[Figure contents as structured data]

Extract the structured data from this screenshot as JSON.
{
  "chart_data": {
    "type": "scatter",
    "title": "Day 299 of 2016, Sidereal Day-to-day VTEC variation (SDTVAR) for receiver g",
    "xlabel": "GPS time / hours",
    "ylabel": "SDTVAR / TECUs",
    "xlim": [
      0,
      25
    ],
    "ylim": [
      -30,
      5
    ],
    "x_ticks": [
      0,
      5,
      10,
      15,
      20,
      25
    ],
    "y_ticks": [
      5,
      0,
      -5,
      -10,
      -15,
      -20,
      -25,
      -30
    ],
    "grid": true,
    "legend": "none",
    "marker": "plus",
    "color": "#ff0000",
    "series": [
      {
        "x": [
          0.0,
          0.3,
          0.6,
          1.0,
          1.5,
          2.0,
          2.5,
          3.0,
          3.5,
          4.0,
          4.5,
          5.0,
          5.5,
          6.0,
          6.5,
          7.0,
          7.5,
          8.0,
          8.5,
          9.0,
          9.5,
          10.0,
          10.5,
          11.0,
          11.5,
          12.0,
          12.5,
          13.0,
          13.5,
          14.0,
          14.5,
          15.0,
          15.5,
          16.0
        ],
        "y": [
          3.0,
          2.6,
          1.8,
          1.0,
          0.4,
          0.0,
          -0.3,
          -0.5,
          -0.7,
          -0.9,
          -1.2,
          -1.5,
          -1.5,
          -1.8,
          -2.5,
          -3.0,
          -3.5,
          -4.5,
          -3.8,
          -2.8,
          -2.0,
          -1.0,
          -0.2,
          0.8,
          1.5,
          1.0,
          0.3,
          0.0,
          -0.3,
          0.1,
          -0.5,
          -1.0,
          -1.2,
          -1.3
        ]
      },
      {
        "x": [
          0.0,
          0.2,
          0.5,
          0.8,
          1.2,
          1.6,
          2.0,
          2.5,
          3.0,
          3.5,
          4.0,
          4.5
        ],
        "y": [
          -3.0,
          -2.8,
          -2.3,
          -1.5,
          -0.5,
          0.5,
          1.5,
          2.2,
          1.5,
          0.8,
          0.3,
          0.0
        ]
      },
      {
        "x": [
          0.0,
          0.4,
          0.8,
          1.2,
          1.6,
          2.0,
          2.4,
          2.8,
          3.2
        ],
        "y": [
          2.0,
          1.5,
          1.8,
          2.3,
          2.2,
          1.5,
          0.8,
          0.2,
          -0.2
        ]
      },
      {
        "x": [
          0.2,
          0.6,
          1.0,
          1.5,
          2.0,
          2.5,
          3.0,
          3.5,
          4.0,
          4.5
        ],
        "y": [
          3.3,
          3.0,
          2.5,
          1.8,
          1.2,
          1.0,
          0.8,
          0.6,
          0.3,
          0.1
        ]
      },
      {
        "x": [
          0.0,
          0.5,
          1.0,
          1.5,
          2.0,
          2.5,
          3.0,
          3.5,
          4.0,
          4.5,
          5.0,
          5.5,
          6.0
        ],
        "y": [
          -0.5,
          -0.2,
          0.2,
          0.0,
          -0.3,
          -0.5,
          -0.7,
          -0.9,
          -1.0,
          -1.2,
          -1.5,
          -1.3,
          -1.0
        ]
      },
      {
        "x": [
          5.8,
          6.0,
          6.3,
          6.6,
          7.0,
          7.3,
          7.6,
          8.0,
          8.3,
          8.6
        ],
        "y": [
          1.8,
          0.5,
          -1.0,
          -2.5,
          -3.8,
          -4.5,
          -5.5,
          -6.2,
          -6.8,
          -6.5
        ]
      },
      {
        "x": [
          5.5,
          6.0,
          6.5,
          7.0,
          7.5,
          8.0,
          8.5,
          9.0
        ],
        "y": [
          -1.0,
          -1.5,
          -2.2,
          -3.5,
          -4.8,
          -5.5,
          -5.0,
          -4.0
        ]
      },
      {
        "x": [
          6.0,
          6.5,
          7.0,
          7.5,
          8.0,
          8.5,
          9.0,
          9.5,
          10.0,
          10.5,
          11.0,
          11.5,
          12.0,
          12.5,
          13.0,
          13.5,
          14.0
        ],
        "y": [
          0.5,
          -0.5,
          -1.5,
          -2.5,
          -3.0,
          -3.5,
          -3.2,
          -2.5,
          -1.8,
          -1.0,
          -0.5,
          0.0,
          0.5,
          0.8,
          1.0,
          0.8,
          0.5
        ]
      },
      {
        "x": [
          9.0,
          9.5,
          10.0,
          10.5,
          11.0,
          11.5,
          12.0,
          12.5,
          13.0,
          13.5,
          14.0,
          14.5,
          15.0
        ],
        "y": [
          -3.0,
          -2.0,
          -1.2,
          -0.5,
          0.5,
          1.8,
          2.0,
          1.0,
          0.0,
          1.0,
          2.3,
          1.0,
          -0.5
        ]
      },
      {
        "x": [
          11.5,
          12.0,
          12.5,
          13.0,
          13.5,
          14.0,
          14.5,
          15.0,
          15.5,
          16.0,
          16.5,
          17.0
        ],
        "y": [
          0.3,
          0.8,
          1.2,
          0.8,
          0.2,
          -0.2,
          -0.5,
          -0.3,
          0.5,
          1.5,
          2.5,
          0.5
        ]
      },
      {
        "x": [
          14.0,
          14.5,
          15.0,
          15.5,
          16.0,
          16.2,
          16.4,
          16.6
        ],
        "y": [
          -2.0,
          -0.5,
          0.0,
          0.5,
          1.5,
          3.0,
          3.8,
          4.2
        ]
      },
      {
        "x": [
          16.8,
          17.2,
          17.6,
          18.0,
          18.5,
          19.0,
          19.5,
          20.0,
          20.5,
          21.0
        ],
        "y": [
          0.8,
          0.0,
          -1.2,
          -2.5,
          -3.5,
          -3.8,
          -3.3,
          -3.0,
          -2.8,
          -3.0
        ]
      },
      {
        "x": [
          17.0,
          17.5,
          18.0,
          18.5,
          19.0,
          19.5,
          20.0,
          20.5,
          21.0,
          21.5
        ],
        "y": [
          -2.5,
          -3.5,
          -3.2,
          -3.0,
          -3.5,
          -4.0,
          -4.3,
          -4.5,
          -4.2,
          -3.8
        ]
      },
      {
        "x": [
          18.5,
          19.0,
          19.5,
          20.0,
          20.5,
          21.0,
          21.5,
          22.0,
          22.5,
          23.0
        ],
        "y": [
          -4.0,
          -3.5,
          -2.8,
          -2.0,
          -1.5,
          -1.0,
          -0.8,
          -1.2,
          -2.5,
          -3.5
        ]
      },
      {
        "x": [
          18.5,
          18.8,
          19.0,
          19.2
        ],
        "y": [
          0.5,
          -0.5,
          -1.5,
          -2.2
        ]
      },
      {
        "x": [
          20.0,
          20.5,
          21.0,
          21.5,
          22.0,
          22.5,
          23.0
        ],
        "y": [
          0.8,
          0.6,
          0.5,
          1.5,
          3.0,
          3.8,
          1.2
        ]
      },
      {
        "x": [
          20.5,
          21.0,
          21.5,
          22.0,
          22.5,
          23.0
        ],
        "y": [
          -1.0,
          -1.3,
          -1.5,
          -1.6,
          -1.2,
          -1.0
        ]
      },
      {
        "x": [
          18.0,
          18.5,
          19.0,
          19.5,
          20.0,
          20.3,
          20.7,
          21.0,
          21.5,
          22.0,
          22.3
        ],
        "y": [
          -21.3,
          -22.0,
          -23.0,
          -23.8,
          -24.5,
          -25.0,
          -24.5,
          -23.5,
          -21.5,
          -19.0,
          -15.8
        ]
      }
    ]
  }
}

Given request ▸ Reproduce each line verbatim.

Response to the task ▸
Extract the structured data from this screenshot as JSON.
{
  "chart_data": {
    "type": "scatter",
    "title": "Day 299 of 2016, Sidereal Day-to-day VTEC variation (SDTVAR) for receiver g",
    "xlabel": "GPS time / hours",
    "ylabel": "SDTVAR / TECUs",
    "xlim": [
      0,
      25
    ],
    "ylim": [
      -30,
      5
    ],
    "x_ticks": [
      0,
      5,
      10,
      15,
      20,
      25
    ],
    "y_ticks": [
      5,
      0,
      -5,
      -10,
      -15,
      -20,
      -25,
      -30
    ],
    "grid": true,
    "legend": "none",
    "marker": "plus",
    "color": "#ff0000",
    "series": [
      {
        "x": [
          0.0,
          0.3,
          0.6,
          1.0,
          1.5,
          2.0,
          2.5,
          3.0,
          3.5,
          4.0,
          4.5,
          5.0,
          5.5,
          6.0,
          6.5,
          7.0,
          7.5,
          8.0,
          8.5,
          9.0,
          9.5,
          10.0,
          10.5,
          11.0,
          11.5,
          12.0,
          12.5,
          13.0,
          13.5,
          14.0,
          14.5,
          15.0,
          15.5,
          16.0
        ],
        "y": [
          3.0,
          2.6,
          1.8,
          1.0,
          0.4,
          0.0,
          -0.3,
          -0.5,
          -0.7,
          -0.9,
          -1.2,
          -1.5,
          -1.5,
          -1.8,
          -2.5,
          -3.0,
          -3.5,
          -4.5,
          -3.8,
          -2.8,
          -2.0,
          -1.0,
          -0.2,
          0.8,
          1.5,
          1.0,
          0.3,
          0.0,
          -0.3,
          0.1,
          -0.5,
          -1.0,
          -1.2,
          -1.3
        ]
      },
      {
        "x": [
          0.0,
          0.2,
          0.5,
          0.8,
          1.2,
          1.6,
          2.0,
          2.5,
          3.0,
          3.5,
          4.0,
          4.5
        ],
        "y": [
          -3.0,
          -2.8,
          -2.3,
          -1.5,
          -0.5,
          0.5,
          1.5,
          2.2,
          1.5,
          0.8,
          0.3,
          0.0
        ]
      },
      {
        "x": [
          0.0,
          0.4,
          0.8,
          1.2,
          1.6,
          2.0,
          2.4,
          2.8,
          3.2
        ],
        "y": [
          2.0,
          1.5,
          1.8,
          2.3,
          2.2,
          1.5,
          0.8,
          0.2,
          -0.2
        ]
      },
      {
        "x": [
          0.2,
          0.6,
          1.0,
          1.5,
          2.0,
          2.5,
          3.0,
          3.5,
          4.0,
          4.5
        ],
        "y": [
          3.3,
          3.0,
          2.5,
          1.8,
          1.2,
          1.0,
          0.8,
          0.6,
          0.3,
          0.1
        ]
      },
      {
        "x": [
          0.0,
          0.5,
          1.0,
          1.5,
          2.0,
          2.5,
          3.0,
          3.5,
          4.0,
          4.5,
          5.0,
          5.5,
          6.0
        ],
        "y": [
          -0.5,
          -0.2,
          0.2,
          0.0,
          -0.3,
          -0.5,
          -0.7,
          -0.9,
          -1.0,
          -1.2,
          -1.5,
          -1.3,
          -1.0
        ]
      },
      {
        "x": [
          5.8,
          6.0,
          6.3,
          6.6,
          7.0,
          7.3,
          7.6,
          8.0,
          8.3,
          8.6
        ],
        "y": [
          1.8,
          0.5,
          -1.0,
          -2.5,
          -3.8,
          -4.5,
          -5.5,
          -6.2,
          -6.8,
          -6.5
        ]
      },
      {
        "x": [
          5.5,
          6.0,
          6.5,
          7.0,
          7.5,
          8.0,
          8.5,
          9.0
        ],
        "y": [
          -1.0,
          -1.5,
          -2.2,
          -3.5,
          -4.8,
          -5.5,
          -5.0,
          -4.0
        ]
      },
      {
        "x": [
          6.0,
          6.5,
          7.0,
          7.5,
          8.0,
          8.5,
          9.0,
          9.5,
          10.0,
          10.5,
          11.0,
          11.5,
          12.0,
          12.5,
          13.0,
          13.5,
          14.0
        ],
        "y": [
          0.5,
          -0.5,
          -1.5,
          -2.5,
          -3.0,
          -3.5,
          -3.2,
          -2.5,
          -1.8,
          -1.0,
          -0.5,
          0.0,
          0.5,
          0.8,
          1.0,
          0.8,
          0.5
        ]
      },
      {
        "x": [
          9.0,
          9.5,
          10.0,
          10.5,
          11.0,
          11.5,
          12.0,
          12.5,
          13.0,
          13.5,
          14.0,
          14.5,
          15.0
        ],
        "y": [
          -3.0,
          -2.0,
          -1.2,
          -0.5,
          0.5,
          1.8,
          2.0,
          1.0,
          0.0,
          1.0,
          2.3,
          1.0,
          -0.5
        ]
      },
      {
        "x": [
          11.5,
          12.0,
          12.5,
          13.0,
          13.5,
          14.0,
          14.5,
          15.0,
          15.5,
          16.0,
          16.5,
          17.0
        ],
        "y": [
          0.3,
          0.8,
          1.2,
          0.8,
          0.2,
          -0.2,
          -0.5,
          -0.3,
          0.5,
          1.5,
          2.5,
          0.5
        ]
      },
      {
        "x": [
          14.0,
          14.5,
          15.0,
          15.5,
          16.0,
          16.2,
          16.4,
          16.6
        ],
        "y": [
          -2.0,
          -0.5,
          0.0,
          0.5,
          1.5,
          3.0,
          3.8,
          4.2
        ]
      },
      {
        "x": [
          16.8,
          17.2,
          17.6,
          18.0,
          18.5,
          19.0,
          19.5,
          20.0,
          20.5,
          21.0
        ],
        "y": [
          0.8,
          0.0,
          -1.2,
          -2.5,
          -3.5,
          -3.8,
          -3.3,
          -3.0,
          -2.8,
          -3.0
        ]
      },
      {
        "x": [
          17.0,
          17.5,
          18.0,
          18.5,
          19.0,
          19.5,
          20.0,
          20.5,
          21.0,
          21.5
        ],
        "y": [
          -2.5,
          -3.5,
          -3.2,
          -3.0,
          -3.5,
          -4.0,
          -4.3,
          -4.5,
          -4.2,
          -3.8
        ]
      },
      {
        "x": [
          18.5,
          19.0,
          19.5,
          20.0,
          20.5,
          21.0,
          21.5,
          22.0,
          22.5,
          23.0
        ],
        "y": [
          -4.0,
          -3.5,
          -2.8,
          -2.0,
          -1.5,
          -1.0,
          -0.8,
          -1.2,
          -2.5,
          -3.5
        ]
      },
      {
        "x": [
          18.5,
          18.8,
          19.0,
          19.2
        ],
        "y": [
          0.5,
          -0.5,
          -1.5,
          -2.2
        ]
      },
      {
        "x": [
          20.0,
          20.5,
          21.0,
          21.5,
          22.0,
          22.5,
          23.0
        ],
        "y": [
          0.8,
          0.6,
          0.5,
          1.5,
          3.0,
          3.8,
          1.2
        ]
      },
      {
        "x": [
          20.5,
          21.0,
          21.5,
          22.0,
          22.5,
          23.0
        ],
        "y": [
          -1.0,
          -1.3,
          -1.5,
          -1.6,
          -1.2,
          -1.0
        ]
      },
      {
        "x": [
          18.0,
          18.5,
          19.0,
          19.5,
          20.0,
          20.3,
          20.7,
          21.0,
          21.5,
          22.0,
          22.3
        ],
        "y": [
          -21.3,
          -22.0,
          -23.0,
          -23.8,
          -24.5,
          -25.0,
          -24.5,
          -23.5,
          -21.5,
          -19.0,
          -15.8
        ]
      }
    ]
  }
}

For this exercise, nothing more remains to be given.